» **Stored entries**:
______

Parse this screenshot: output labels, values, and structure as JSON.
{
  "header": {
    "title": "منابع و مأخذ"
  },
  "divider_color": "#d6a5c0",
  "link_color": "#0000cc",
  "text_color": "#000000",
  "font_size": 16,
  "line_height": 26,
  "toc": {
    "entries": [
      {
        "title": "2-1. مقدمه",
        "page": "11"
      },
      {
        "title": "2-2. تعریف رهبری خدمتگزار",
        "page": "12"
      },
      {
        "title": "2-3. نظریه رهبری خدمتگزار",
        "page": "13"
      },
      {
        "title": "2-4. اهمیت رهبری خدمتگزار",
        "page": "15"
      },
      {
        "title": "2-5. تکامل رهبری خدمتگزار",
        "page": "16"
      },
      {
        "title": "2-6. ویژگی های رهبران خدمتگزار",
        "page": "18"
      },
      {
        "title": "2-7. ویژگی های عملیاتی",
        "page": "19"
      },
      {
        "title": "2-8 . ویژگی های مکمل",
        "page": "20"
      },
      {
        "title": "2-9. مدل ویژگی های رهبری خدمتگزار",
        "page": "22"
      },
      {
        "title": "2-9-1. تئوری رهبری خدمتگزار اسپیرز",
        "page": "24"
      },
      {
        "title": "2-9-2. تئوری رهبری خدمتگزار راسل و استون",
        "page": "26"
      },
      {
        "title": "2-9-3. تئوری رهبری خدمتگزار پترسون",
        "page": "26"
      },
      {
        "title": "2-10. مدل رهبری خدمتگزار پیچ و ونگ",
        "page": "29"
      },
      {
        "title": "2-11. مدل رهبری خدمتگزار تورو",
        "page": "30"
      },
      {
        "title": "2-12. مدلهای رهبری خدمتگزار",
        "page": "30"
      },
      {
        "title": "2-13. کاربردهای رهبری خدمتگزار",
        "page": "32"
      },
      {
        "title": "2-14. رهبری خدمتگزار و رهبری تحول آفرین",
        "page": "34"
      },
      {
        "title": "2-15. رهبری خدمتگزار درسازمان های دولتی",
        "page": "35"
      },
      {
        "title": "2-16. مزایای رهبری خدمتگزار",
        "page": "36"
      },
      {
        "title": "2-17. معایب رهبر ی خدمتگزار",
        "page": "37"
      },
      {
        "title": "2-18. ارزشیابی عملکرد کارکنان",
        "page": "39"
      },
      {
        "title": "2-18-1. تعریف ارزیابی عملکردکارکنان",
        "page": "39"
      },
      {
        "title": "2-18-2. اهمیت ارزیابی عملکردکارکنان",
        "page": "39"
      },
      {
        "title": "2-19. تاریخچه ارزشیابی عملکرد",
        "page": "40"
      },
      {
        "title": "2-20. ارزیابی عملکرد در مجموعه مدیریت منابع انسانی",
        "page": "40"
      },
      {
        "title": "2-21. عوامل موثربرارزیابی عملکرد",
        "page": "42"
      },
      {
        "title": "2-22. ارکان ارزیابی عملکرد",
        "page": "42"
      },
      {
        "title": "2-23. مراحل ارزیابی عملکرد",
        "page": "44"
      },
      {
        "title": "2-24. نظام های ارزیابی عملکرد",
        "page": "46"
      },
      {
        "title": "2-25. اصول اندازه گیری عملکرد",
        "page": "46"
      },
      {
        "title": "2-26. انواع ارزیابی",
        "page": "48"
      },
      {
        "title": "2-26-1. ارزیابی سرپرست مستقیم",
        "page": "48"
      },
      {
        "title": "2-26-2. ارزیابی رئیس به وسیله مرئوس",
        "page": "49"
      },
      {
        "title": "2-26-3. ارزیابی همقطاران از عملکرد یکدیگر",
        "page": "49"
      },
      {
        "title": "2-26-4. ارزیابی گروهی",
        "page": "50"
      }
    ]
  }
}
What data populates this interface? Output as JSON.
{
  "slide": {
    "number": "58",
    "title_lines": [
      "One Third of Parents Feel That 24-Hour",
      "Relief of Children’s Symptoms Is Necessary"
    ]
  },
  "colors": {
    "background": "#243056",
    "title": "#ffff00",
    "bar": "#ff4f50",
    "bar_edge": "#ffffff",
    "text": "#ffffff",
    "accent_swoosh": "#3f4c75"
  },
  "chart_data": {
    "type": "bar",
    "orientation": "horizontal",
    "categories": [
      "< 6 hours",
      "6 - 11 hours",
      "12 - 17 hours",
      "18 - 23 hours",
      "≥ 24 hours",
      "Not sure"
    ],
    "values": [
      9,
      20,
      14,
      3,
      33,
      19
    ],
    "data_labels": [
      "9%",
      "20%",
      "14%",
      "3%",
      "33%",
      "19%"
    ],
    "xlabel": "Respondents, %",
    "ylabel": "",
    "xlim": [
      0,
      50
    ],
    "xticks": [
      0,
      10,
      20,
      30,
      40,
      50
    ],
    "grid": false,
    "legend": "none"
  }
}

______

» **WHAT YOU NEED TO DO**:
Copy out each record, keeping every word as it is.

» **THE RESULT**:
Parse this screenshot: output labels, values, and structure as JSON.
{
  "header": {
    "title": "منابع و مأخذ"
  },
  "divider_color": "#d6a5c0",
  "link_color": "#0000cc",
  "text_color": "#000000",
  "font_size": 16,
  "line_height": 26,
  "toc": {
    "entries": [
      {
        "title": "2-1. مقدمه",
        "page": "11"
      },
      {
        "title": "2-2. تعریف رهبری خدمتگزار",
        "page": "12"
      },
      {
        "title": "2-3. نظریه رهبری خدمتگزار",
        "page": "13"
      },
      {
        "title": "2-4. اهمیت رهبری خدمتگزار",
        "page": "15"
      },
      {
        "title": "2-5. تکامل رهبری خدمتگزار",
        "page": "16"
      },
      {
        "title": "2-6. ویژگی های رهبران خدمتگزار",
        "page": "18"
      },
      {
        "title": "2-7. ویژگی های عملیاتی",
        "page": "19"
      },
      {
        "title": "2-8 . ویژگی های مکمل",
        "page": "20"
      },
      {
        "title": "2-9. مدل ویژگی های رهبری خدمتگزار",
        "page": "22"
      },
      {
        "title": "2-9-1. تئوری رهبری خدمتگزار اسپیرز",
        "page": "24"
      },
      {
        "title": "2-9-2. تئوری رهبری خدمتگزار راسل و استون",
        "page": "26"
      },
      {
        "title": "2-9-3. تئوری رهبری خدمتگزار پترسون",
        "page": "26"
      },
      {
        "title": "2-10. مدل رهبری خدمتگزار پیچ و ونگ",
        "page": "29"
      },
      {
        "title": "2-11. مدل رهبری خدمتگزار تورو",
        "page": "30"
      },
      {
        "title": "2-12. مدلهای رهبری خدمتگزار",
        "page": "30"
      },
      {
        "title": "2-13. کاربردهای رهبری خدمتگزار",
        "page": "32"
      },
      {
        "title": "2-14. رهبری خدمتگزار و رهبری تحول آفرین",
        "page": "34"
      },
      {
        "title": "2-15. رهبری خدمتگزار درسازمان های دولتی",
        "page": "35"
      },
      {
        "title": "2-16. مزایای رهبری خدمتگزار",
        "page": "36"
      },
      {
        "title": "2-17. معایب رهبر ی خدمتگزار",
        "page": "37"
      },
      {
        "title": "2-18. ارزشیابی عملکرد کارکنان",
        "page": "39"
      },
      {
        "title": "2-18-1. تعریف ارزیابی عملکردکارکنان",
        "page": "39"
      },
      {
        "title": "2-18-2. اهمیت ارزیابی عملکردکارکنان",
        "page": "39"
      },
      {
        "title": "2-19. تاریخچه ارزشیابی عملکرد",
        "page": "40"
      },
      {
        "title": "2-20. ارزیابی عملکرد در مجموعه مدیریت منابع انسانی",
        "page": "40"
      },
      {
        "title": "2-21. عوامل موثربرارزیابی عملکرد",
        "page": "42"
      },
      {
        "title": "2-22. ارکان ارزیابی عملکرد",
        "page": "42"
      },
      {
        "title": "2-23. مراحل ارزیابی عملکرد",
        "page": "44"
      },
      {
        "title": "2-24. نظام های ارزیابی عملکرد",
        "page": "46"
      },
      {
        "title": "2-25. اصول اندازه گیری عملکرد",
        "page": "46"
      },
      {
        "title": "2-26. انواع ارزیابی",
        "page": "48"
      },
      {
        "title": "2-26-1. ارزیابی سرپرست مستقیم",
        "page": "48"
      },
      {
        "title": "2-26-2. ارزیابی رئیس به وسیله مرئوس",
        "page": "49"
      },
      {
        "title": "2-26-3. ارزیابی همقطاران از عملکرد یکدیگر",
        "page": "49"
      },
      {
        "title": "2-26-4. ارزیابی گروهی",
        "page": "50"
      }
    ]
  }
}
What data populates this interface? Output as JSON.
{
  "slide": {
    "number": "58",
    "title_lines": [
      "One Third of Parents Feel That 24-Hour",
      "Relief of Children’s Symptoms Is Necessary"
    ]
  },
  "colors": {
    "background": "#243056",
    "title": "#ffff00",
    "bar": "#ff4f50",
    "bar_edge": "#ffffff",
    "text": "#ffffff",
    "accent_swoosh": "#3f4c75"
  },
  "chart_data": {
    "type": "bar",
    "orientation": "horizontal",
    "categories": [
      "< 6 hours",
      "6 - 11 hours",
      "12 - 17 hours",
      "18 - 23 hours",
      "≥ 24 hours",
      "Not sure"
    ],
    "values": [
      9,
      20,
      14,
      3,
      33,
      19
    ],
    "data_labels": [
      "9%",
      "20%",
      "14%",
      "3%",
      "33%",
      "19%"
    ],
    "xlabel": "Respondents, %",
    "ylabel": "",
    "xlim": [
      0,
      50
    ],
    "xticks": [
      0,
      10,
      20,
      30,
      40,
      50
    ],
    "grid": false,
    "legend": "none"
  }
}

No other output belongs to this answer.